• _What you should do_
Every line of the material below should be retyped exactly.

• _Provided records_

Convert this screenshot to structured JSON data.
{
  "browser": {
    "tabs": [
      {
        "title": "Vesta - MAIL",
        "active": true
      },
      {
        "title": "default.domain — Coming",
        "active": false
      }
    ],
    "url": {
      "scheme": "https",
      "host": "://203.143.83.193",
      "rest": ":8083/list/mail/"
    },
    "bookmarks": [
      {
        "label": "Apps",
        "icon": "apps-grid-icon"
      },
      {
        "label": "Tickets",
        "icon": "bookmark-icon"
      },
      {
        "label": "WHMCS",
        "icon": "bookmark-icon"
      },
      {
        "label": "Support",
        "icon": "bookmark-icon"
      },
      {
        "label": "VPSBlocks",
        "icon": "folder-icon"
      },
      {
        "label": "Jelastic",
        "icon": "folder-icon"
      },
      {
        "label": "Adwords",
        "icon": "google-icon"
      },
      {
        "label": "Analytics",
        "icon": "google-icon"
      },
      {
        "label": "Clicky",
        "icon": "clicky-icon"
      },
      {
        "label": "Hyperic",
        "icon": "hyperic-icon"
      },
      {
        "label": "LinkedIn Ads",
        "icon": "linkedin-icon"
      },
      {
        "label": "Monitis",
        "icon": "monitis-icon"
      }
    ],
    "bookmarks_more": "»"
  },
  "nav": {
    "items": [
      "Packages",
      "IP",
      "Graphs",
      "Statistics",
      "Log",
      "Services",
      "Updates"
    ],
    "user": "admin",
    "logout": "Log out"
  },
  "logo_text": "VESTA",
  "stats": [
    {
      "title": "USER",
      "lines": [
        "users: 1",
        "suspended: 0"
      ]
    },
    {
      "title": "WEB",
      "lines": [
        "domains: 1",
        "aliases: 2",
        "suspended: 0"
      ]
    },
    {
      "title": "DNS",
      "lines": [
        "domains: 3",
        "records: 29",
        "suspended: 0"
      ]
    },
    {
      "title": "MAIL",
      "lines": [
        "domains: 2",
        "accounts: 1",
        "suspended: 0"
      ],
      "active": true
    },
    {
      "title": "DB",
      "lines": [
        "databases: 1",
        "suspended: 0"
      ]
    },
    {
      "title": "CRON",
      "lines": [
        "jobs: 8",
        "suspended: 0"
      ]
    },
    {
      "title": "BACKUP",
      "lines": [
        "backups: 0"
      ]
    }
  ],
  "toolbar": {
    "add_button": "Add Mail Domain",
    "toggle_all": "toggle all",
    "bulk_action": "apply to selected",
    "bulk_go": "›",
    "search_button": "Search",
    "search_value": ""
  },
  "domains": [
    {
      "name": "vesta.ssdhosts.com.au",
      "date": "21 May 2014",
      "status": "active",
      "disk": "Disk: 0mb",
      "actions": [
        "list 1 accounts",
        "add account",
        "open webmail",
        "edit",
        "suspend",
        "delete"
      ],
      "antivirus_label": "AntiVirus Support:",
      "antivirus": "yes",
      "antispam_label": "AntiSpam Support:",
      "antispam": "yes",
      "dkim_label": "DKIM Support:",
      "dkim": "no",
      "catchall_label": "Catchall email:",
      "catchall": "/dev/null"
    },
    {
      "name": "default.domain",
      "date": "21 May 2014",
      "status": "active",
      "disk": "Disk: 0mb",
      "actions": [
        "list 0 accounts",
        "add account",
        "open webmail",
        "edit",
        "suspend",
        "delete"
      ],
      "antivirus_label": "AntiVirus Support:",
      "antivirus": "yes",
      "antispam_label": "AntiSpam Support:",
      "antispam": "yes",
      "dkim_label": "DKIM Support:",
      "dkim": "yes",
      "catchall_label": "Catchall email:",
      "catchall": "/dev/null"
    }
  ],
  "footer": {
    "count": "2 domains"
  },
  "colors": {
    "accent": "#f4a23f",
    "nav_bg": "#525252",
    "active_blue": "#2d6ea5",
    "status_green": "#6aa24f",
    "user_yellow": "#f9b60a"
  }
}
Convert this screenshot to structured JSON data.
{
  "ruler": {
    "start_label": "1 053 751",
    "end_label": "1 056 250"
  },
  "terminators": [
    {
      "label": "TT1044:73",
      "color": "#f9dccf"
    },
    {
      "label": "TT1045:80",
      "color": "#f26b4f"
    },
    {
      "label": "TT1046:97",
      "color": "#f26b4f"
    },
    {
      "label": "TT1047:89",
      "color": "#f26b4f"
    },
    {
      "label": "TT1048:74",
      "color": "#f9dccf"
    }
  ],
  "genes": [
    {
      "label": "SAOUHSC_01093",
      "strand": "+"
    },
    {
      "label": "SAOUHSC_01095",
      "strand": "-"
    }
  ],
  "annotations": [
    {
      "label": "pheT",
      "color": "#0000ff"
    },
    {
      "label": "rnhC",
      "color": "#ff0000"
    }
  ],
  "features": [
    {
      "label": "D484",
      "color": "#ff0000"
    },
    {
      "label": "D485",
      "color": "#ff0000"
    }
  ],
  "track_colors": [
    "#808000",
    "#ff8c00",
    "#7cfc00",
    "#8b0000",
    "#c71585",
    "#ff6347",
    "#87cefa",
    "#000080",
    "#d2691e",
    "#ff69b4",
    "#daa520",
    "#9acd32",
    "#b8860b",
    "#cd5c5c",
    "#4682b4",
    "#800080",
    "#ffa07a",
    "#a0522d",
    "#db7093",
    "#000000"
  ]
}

• _Answer below_
Convert this screenshot to structured JSON data.
{
  "browser": {
    "tabs": [
      {
        "title": "Vesta - MAIL",
        "active": true
      },
      {
        "title": "default.domain — Coming",
        "active": false
      }
    ],
    "url": {
      "scheme": "https",
      "host": "://203.143.83.193",
      "rest": ":8083/list/mail/"
    },
    "bookmarks": [
      {
        "label": "Apps",
        "icon": "apps-grid-icon"
      },
      {
        "label": "Tickets",
        "icon": "bookmark-icon"
      },
      {
        "label": "WHMCS",
        "icon": "bookmark-icon"
      },
      {
        "label": "Support",
        "icon": "bookmark-icon"
      },
      {
        "label": "VPSBlocks",
        "icon": "folder-icon"
      },
      {
        "label": "Jelastic",
        "icon": "folder-icon"
      },
      {
        "label": "Adwords",
        "icon": "google-icon"
      },
      {
        "label": "Analytics",
        "icon": "google-icon"
      },
      {
        "label": "Clicky",
        "icon": "clicky-icon"
      },
      {
        "label": "Hyperic",
        "icon": "hyperic-icon"
      },
      {
        "label": "LinkedIn Ads",
        "icon": "linkedin-icon"
      },
      {
        "label": "Monitis",
        "icon": "monitis-icon"
      }
    ],
    "bookmarks_more": "»"
  },
  "nav": {
    "items": [
      "Packages",
      "IP",
      "Graphs",
      "Statistics",
      "Log",
      "Services",
      "Updates"
    ],
    "user": "admin",
    "logout": "Log out"
  },
  "logo_text": "VESTA",
  "stats": [
    {
      "title": "USER",
      "lines": [
        "users: 1",
        "suspended: 0"
      ]
    },
    {
      "title": "WEB",
      "lines": [
        "domains: 1",
        "aliases: 2",
        "suspended: 0"
      ]
    },
    {
      "title": "DNS",
      "lines": [
        "domains: 3",
        "records: 29",
        "suspended: 0"
      ]
    },
    {
      "title": "MAIL",
      "lines": [
        "domains: 2",
        "accounts: 1",
        "suspended: 0"
      ],
      "active": true
    },
    {
      "title": "DB",
      "lines": [
        "databases: 1",
        "suspended: 0"
      ]
    },
    {
      "title": "CRON",
      "lines": [
        "jobs: 8",
        "suspended: 0"
      ]
    },
    {
      "title": "BACKUP",
      "lines": [
        "backups: 0"
      ]
    }
  ],
  "toolbar": {
    "add_button": "Add Mail Domain",
    "toggle_all": "toggle all",
    "bulk_action": "apply to selected",
    "bulk_go": "›",
    "search_button": "Search",
    "search_value": ""
  },
  "domains": [
    {
      "name": "vesta.ssdhosts.com.au",
      "date": "21 May 2014",
      "status": "active",
      "disk": "Disk: 0mb",
      "actions": [
        "list 1 accounts",
        "add account",
        "open webmail",
        "edit",
        "suspend",
        "delete"
      ],
      "antivirus_label": "AntiVirus Support:",
      "antivirus": "yes",
      "antispam_label": "AntiSpam Support:",
      "antispam": "yes",
      "dkim_label": "DKIM Support:",
      "dkim": "no",
      "catchall_label": "Catchall email:",
      "catchall": "/dev/null"
    },
    {
      "name": "default.domain",
      "date": "21 May 2014",
      "status": "active",
      "disk": "Disk: 0mb",
      "actions": [
        "list 0 accounts",
        "add account",
        "open webmail",
        "edit",
        "suspend",
        "delete"
      ],
      "antivirus_label": "AntiVirus Support:",
      "antivirus": "yes",
      "antispam_label": "AntiSpam Support:",
      "antispam": "yes",
      "dkim_label": "DKIM Support:",
      "dkim": "yes",
      "catchall_label": "Catchall email:",
      "catchall": "/dev/null"
    }
  ],
  "footer": {
    "count": "2 domains"
  },
  "colors": {
    "accent": "#f4a23f",
    "nav_bg": "#525252",
    "active_blue": "#2d6ea5",
    "status_green": "#6aa24f",
    "user_yellow": "#f9b60a"
  }
}
Convert this screenshot to structured JSON data.
{
  "ruler": {
    "start_label": "1 053 751",
    "end_label": "1 056 250"
  },
  "terminators": [
    {
      "label": "TT1044:73",
      "color": "#f9dccf"
    },
    {
      "label": "TT1045:80",
      "color": "#f26b4f"
    },
    {
      "label": "TT1046:97",
      "color": "#f26b4f"
    },
    {
      "label": "TT1047:89",
      "color": "#f26b4f"
    },
    {
      "label": "TT1048:74",
      "color": "#f9dccf"
    }
  ],
  "genes": [
    {
      "label": "SAOUHSC_01093",
      "strand": "+"
    },
    {
      "label": "SAOUHSC_01095",
      "strand": "-"
    }
  ],
  "annotations": [
    {
      "label": "pheT",
      "color": "#0000ff"
    },
    {
      "label": "rnhC",
      "color": "#ff0000"
    }
  ],
  "features": [
    {
      "label": "D484",
      "color": "#ff0000"
    },
    {
      "label": "D485",
      "color": "#ff0000"
    }
  ],
  "track_colors": [
    "#808000",
    "#ff8c00",
    "#7cfc00",
    "#8b0000",
    "#c71585",
    "#ff6347",
    "#87cefa",
    "#000080",
    "#d2691e",
    "#ff69b4",
    "#daa520",
    "#9acd32",
    "#b8860b",
    "#cd5c5c",
    "#4682b4",
    "#800080",
    "#ffa07a",
    "#a0522d",
    "#db7093",
    "#000000"
  ]
}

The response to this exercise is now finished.